**Instructions to follow**
Each entry below should be returned exactly as is, with the pictures removed.

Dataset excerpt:
-- Start --
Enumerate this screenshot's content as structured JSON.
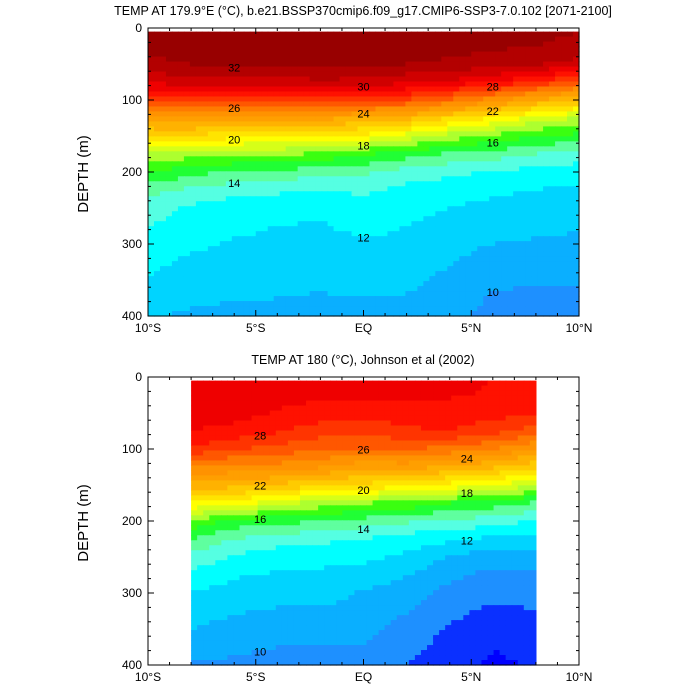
{
  "charts": [
    {
      "title": "TEMP AT 179.9°E (°C), b.e21.BSSP370cmip6.f09_g17.CMIP6-SSP3-7.0.102 [2071-2100]",
      "ylabel": "DEPTH (m)",
      "x_ticks": [
        "10°S",
        "5°S",
        "EQ",
        "5°N",
        "10°N"
      ],
      "y_ticks": [
        "0",
        "100",
        "200",
        "300",
        "400"
      ]
    },
    {
      "title": "TEMP AT 180 (°C), Johnson et al (2002)",
      "ylabel": "DEPTH (m)",
      "x_ticks": [
        "10°S",
        "5°S",
        "EQ",
        "5°N",
        "10°N"
      ],
      "y_ticks": [
        "0",
        "100",
        "200",
        "300",
        "400"
      ]
    }
  ],
  "chart_data": [
    {
      "type": "heatmap",
      "title": "TEMP AT 179.9°E (°C), b.e21.BSSP370cmip6.f09_g17.CMIP6-SSP3-7.0.102 [2071-2100]",
      "ylabel": "DEPTH (m)",
      "xlabel": "",
      "x_range_lat": [
        -10,
        10
      ],
      "y_range_depth": [
        400,
        0
      ],
      "data_lat_range": [
        -10,
        10
      ],
      "data_depth_range": [
        5,
        400
      ],
      "contour_interval": 1,
      "x": [
        -10,
        -8,
        -6,
        -4,
        -2,
        0,
        2,
        4,
        6,
        8,
        10
      ],
      "depth": [
        5,
        25,
        50,
        75,
        100,
        125,
        150,
        175,
        200,
        225,
        250,
        275,
        300,
        350,
        400
      ],
      "temperature": [
        [
          32.4,
          32.5,
          32.6,
          32.7,
          32.7,
          32.8,
          32.6,
          32.5,
          32.3,
          32.1,
          32.0
        ],
        [
          32.3,
          32.4,
          32.6,
          32.6,
          32.7,
          32.8,
          32.6,
          32.4,
          32.2,
          32.0,
          31.9
        ],
        [
          31.8,
          32.0,
          32.2,
          32.2,
          32.2,
          32.2,
          32.0,
          31.8,
          31.5,
          31.1,
          30.6
        ],
        [
          30.2,
          30.5,
          30.6,
          30.6,
          30.8,
          30.7,
          30.2,
          29.8,
          29.0,
          28.0,
          26.8
        ],
        [
          27.5,
          27.5,
          27.6,
          27.5,
          27.5,
          27.4,
          27.0,
          25.8,
          24.5,
          23.0,
          21.8
        ],
        [
          23.8,
          24.0,
          23.5,
          23.5,
          23.3,
          22.9,
          22.3,
          21.0,
          20.0,
          18.6,
          17.9
        ],
        [
          20.8,
          20.8,
          20.4,
          20.1,
          20.0,
          19.7,
          18.6,
          17.6,
          16.8,
          16.1,
          15.7
        ],
        [
          17.9,
          17.5,
          17.3,
          17.3,
          16.8,
          16.1,
          15.5,
          14.9,
          14.5,
          14.0,
          13.6
        ],
        [
          16.1,
          15.3,
          14.9,
          14.7,
          14.4,
          14.2,
          13.6,
          13.2,
          12.9,
          12.6,
          12.4
        ],
        [
          14.4,
          13.8,
          13.4,
          13.2,
          13.0,
          13.2,
          12.7,
          12.5,
          12.2,
          12.0,
          11.8
        ],
        [
          13.5,
          12.8,
          12.4,
          12.3,
          12.3,
          12.6,
          12.3,
          12.0,
          11.7,
          11.5,
          11.4
        ],
        [
          13.0,
          12.6,
          12.2,
          12.0,
          11.9,
          12.3,
          12.0,
          11.6,
          11.3,
          11.2,
          11.1
        ],
        [
          12.7,
          12.2,
          11.9,
          11.8,
          11.7,
          11.8,
          11.8,
          11.3,
          11.0,
          10.9,
          10.8
        ],
        [
          11.9,
          11.4,
          11.3,
          11.2,
          11.1,
          11.2,
          11.2,
          10.8,
          10.2,
          10.1,
          10.1
        ],
        [
          11.0,
          10.9,
          10.8,
          10.8,
          10.8,
          10.8,
          10.7,
          10.3,
          9.6,
          9.4,
          9.3
        ]
      ],
      "contour_labels": [
        "32",
        "30",
        "28",
        "26",
        "24",
        "22",
        "20",
        "18",
        "16",
        "14",
        "12",
        "10"
      ]
    },
    {
      "type": "heatmap",
      "title": "TEMP AT 180 (°C), Johnson et al (2002)",
      "ylabel": "DEPTH (m)",
      "xlabel": "",
      "x_range_lat": [
        -10,
        10
      ],
      "y_range_depth": [
        400,
        0
      ],
      "data_lat_range": [
        -8,
        8
      ],
      "data_depth_range": [
        5,
        400
      ],
      "contour_interval": 1,
      "x": [
        -8,
        -6,
        -4,
        -2,
        0,
        2,
        4,
        6,
        8
      ],
      "depth": [
        5,
        25,
        50,
        75,
        100,
        125,
        150,
        175,
        200,
        225,
        250,
        275,
        300,
        350,
        400
      ],
      "temperature": [
        [
          29.8,
          29.7,
          29.5,
          29.4,
          29.4,
          29.3,
          29.2,
          29.0,
          28.8
        ],
        [
          29.7,
          29.6,
          29.3,
          29.2,
          29.3,
          29.2,
          29.1,
          28.9,
          28.7
        ],
        [
          29.5,
          29.4,
          28.9,
          28.6,
          28.4,
          28.7,
          28.6,
          28.4,
          28.0
        ],
        [
          29.0,
          28.7,
          28.1,
          27.5,
          27.2,
          27.8,
          28.0,
          27.4,
          26.6
        ],
        [
          27.8,
          27.1,
          26.7,
          26.1,
          26.0,
          26.2,
          25.6,
          25.0,
          24.0
        ],
        [
          25.1,
          24.7,
          24.6,
          24.1,
          23.2,
          23.4,
          22.9,
          22.2,
          21.2
        ],
        [
          22.7,
          22.4,
          21.8,
          21.3,
          20.8,
          20.3,
          19.7,
          18.9,
          18.2
        ],
        [
          19.9,
          19.6,
          18.3,
          17.7,
          17.0,
          16.8,
          16.0,
          15.6,
          14.9
        ],
        [
          16.9,
          15.7,
          15.3,
          15.1,
          14.6,
          14.2,
          13.8,
          13.5,
          12.9
        ],
        [
          15.0,
          14.0,
          13.6,
          13.2,
          13.0,
          12.5,
          12.2,
          11.8,
          11.7
        ],
        [
          13.7,
          12.9,
          12.3,
          12.5,
          12.2,
          11.8,
          11.0,
          10.4,
          10.6
        ],
        [
          12.7,
          12.1,
          11.9,
          11.7,
          11.6,
          11.0,
          10.2,
          9.7,
          9.9
        ],
        [
          12.0,
          11.6,
          11.4,
          11.4,
          10.9,
          10.5,
          9.7,
          9.3,
          9.4
        ],
        [
          11.0,
          10.6,
          10.4,
          10.3,
          10.4,
          9.6,
          8.9,
          8.3,
          8.5
        ],
        [
          9.9,
          9.8,
          9.6,
          9.5,
          9.6,
          9.0,
          8.4,
          7.8,
          8.1
        ]
      ],
      "contour_labels": [
        "28",
        "26",
        "24",
        "22",
        "20",
        "18",
        "16",
        "14",
        "12",
        "10"
      ]
    }
  ],
  "colors": {
    "colormap": [
      "#0000ff",
      "#1e90ff",
      "#00bfff",
      "#00ffff",
      "#7fffd4",
      "#00ff00",
      "#adff2f",
      "#ffff00",
      "#ffd700",
      "#ffa500",
      "#ff8c00",
      "#ff4500",
      "#ff0000",
      "#c00000",
      "#8b0000"
    ],
    "contour_line": "#000000",
    "frame": "#000000"
  }
}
-- End --
**Answer to this problem**
Enumerate this screenshot's content as structured JSON.
{
  "charts": [
    {
      "title": "TEMP AT 179.9°E (°C), b.e21.BSSP370cmip6.f09_g17.CMIP6-SSP3-7.0.102 [2071-2100]",
      "ylabel": "DEPTH (m)",
      "x_ticks": [
        "10°S",
        "5°S",
        "EQ",
        "5°N",
        "10°N"
      ],
      "y_ticks": [
        "0",
        "100",
        "200",
        "300",
        "400"
      ]
    },
    {
      "title": "TEMP AT 180 (°C), Johnson et al (2002)",
      "ylabel": "DEPTH (m)",
      "x_ticks": [
        "10°S",
        "5°S",
        "EQ",
        "5°N",
        "10°N"
      ],
      "y_ticks": [
        "0",
        "100",
        "200",
        "300",
        "400"
      ]
    }
  ],
  "chart_data": [
    {
      "type": "heatmap",
      "title": "TEMP AT 179.9°E (°C), b.e21.BSSP370cmip6.f09_g17.CMIP6-SSP3-7.0.102 [2071-2100]",
      "ylabel": "DEPTH (m)",
      "xlabel": "",
      "x_range_lat": [
        -10,
        10
      ],
      "y_range_depth": [
        400,
        0
      ],
      "data_lat_range": [
        -10,
        10
      ],
      "data_depth_range": [
        5,
        400
      ],
      "contour_interval": 1,
      "x": [
        -10,
        -8,
        -6,
        -4,
        -2,
        0,
        2,
        4,
        6,
        8,
        10
      ],
      "depth": [
        5,
        25,
        50,
        75,
        100,
        125,
        150,
        175,
        200,
        225,
        250,
        275,
        300,
        350,
        400
      ],
      "temperature": [
        [
          32.4,
          32.5,
          32.6,
          32.7,
          32.7,
          32.8,
          32.6,
          32.5,
          32.3,
          32.1,
          32.0
        ],
        [
          32.3,
          32.4,
          32.6,
          32.6,
          32.7,
          32.8,
          32.6,
          32.4,
          32.2,
          32.0,
          31.9
        ],
        [
          31.8,
          32.0,
          32.2,
          32.2,
          32.2,
          32.2,
          32.0,
          31.8,
          31.5,
          31.1,
          30.6
        ],
        [
          30.2,
          30.5,
          30.6,
          30.6,
          30.8,
          30.7,
          30.2,
          29.8,
          29.0,
          28.0,
          26.8
        ],
        [
          27.5,
          27.5,
          27.6,
          27.5,
          27.5,
          27.4,
          27.0,
          25.8,
          24.5,
          23.0,
          21.8
        ],
        [
          23.8,
          24.0,
          23.5,
          23.5,
          23.3,
          22.9,
          22.3,
          21.0,
          20.0,
          18.6,
          17.9
        ],
        [
          20.8,
          20.8,
          20.4,
          20.1,
          20.0,
          19.7,
          18.6,
          17.6,
          16.8,
          16.1,
          15.7
        ],
        [
          17.9,
          17.5,
          17.3,
          17.3,
          16.8,
          16.1,
          15.5,
          14.9,
          14.5,
          14.0,
          13.6
        ],
        [
          16.1,
          15.3,
          14.9,
          14.7,
          14.4,
          14.2,
          13.6,
          13.2,
          12.9,
          12.6,
          12.4
        ],
        [
          14.4,
          13.8,
          13.4,
          13.2,
          13.0,
          13.2,
          12.7,
          12.5,
          12.2,
          12.0,
          11.8
        ],
        [
          13.5,
          12.8,
          12.4,
          12.3,
          12.3,
          12.6,
          12.3,
          12.0,
          11.7,
          11.5,
          11.4
        ],
        [
          13.0,
          12.6,
          12.2,
          12.0,
          11.9,
          12.3,
          12.0,
          11.6,
          11.3,
          11.2,
          11.1
        ],
        [
          12.7,
          12.2,
          11.9,
          11.8,
          11.7,
          11.8,
          11.8,
          11.3,
          11.0,
          10.9,
          10.8
        ],
        [
          11.9,
          11.4,
          11.3,
          11.2,
          11.1,
          11.2,
          11.2,
          10.8,
          10.2,
          10.1,
          10.1
        ],
        [
          11.0,
          10.9,
          10.8,
          10.8,
          10.8,
          10.8,
          10.7,
          10.3,
          9.6,
          9.4,
          9.3
        ]
      ],
      "contour_labels": [
        "32",
        "30",
        "28",
        "26",
        "24",
        "22",
        "20",
        "18",
        "16",
        "14",
        "12",
        "10"
      ]
    },
    {
      "type": "heatmap",
      "title": "TEMP AT 180 (°C), Johnson et al (2002)",
      "ylabel": "DEPTH (m)",
      "xlabel": "",
      "x_range_lat": [
        -10,
        10
      ],
      "y_range_depth": [
        400,
        0
      ],
      "data_lat_range": [
        -8,
        8
      ],
      "data_depth_range": [
        5,
        400
      ],
      "contour_interval": 1,
      "x": [
        -8,
        -6,
        -4,
        -2,
        0,
        2,
        4,
        6,
        8
      ],
      "depth": [
        5,
        25,
        50,
        75,
        100,
        125,
        150,
        175,
        200,
        225,
        250,
        275,
        300,
        350,
        400
      ],
      "temperature": [
        [
          29.8,
          29.7,
          29.5,
          29.4,
          29.4,
          29.3,
          29.2,
          29.0,
          28.8
        ],
        [
          29.7,
          29.6,
          29.3,
          29.2,
          29.3,
          29.2,
          29.1,
          28.9,
          28.7
        ],
        [
          29.5,
          29.4,
          28.9,
          28.6,
          28.4,
          28.7,
          28.6,
          28.4,
          28.0
        ],
        [
          29.0,
          28.7,
          28.1,
          27.5,
          27.2,
          27.8,
          28.0,
          27.4,
          26.6
        ],
        [
          27.8,
          27.1,
          26.7,
          26.1,
          26.0,
          26.2,
          25.6,
          25.0,
          24.0
        ],
        [
          25.1,
          24.7,
          24.6,
          24.1,
          23.2,
          23.4,
          22.9,
          22.2,
          21.2
        ],
        [
          22.7,
          22.4,
          21.8,
          21.3,
          20.8,
          20.3,
          19.7,
          18.9,
          18.2
        ],
        [
          19.9,
          19.6,
          18.3,
          17.7,
          17.0,
          16.8,
          16.0,
          15.6,
          14.9
        ],
        [
          16.9,
          15.7,
          15.3,
          15.1,
          14.6,
          14.2,
          13.8,
          13.5,
          12.9
        ],
        [
          15.0,
          14.0,
          13.6,
          13.2,
          13.0,
          12.5,
          12.2,
          11.8,
          11.7
        ],
        [
          13.7,
          12.9,
          12.3,
          12.5,
          12.2,
          11.8,
          11.0,
          10.4,
          10.6
        ],
        [
          12.7,
          12.1,
          11.9,
          11.7,
          11.6,
          11.0,
          10.2,
          9.7,
          9.9
        ],
        [
          12.0,
          11.6,
          11.4,
          11.4,
          10.9,
          10.5,
          9.7,
          9.3,
          9.4
        ],
        [
          11.0,
          10.6,
          10.4,
          10.3,
          10.4,
          9.6,
          8.9,
          8.3,
          8.5
        ],
        [
          9.9,
          9.8,
          9.6,
          9.5,
          9.6,
          9.0,
          8.4,
          7.8,
          8.1
        ]
      ],
      "contour_labels": [
        "28",
        "26",
        "24",
        "22",
        "20",
        "18",
        "16",
        "14",
        "12",
        "10"
      ]
    }
  ],
  "colors": {
    "colormap": [
      "#0000ff",
      "#1e90ff",
      "#00bfff",
      "#00ffff",
      "#7fffd4",
      "#00ff00",
      "#adff2f",
      "#ffff00",
      "#ffd700",
      "#ffa500",
      "#ff8c00",
      "#ff4500",
      "#ff0000",
      "#c00000",
      "#8b0000"
    ],
    "contour_line": "#000000",
    "frame": "#000000"
  }
}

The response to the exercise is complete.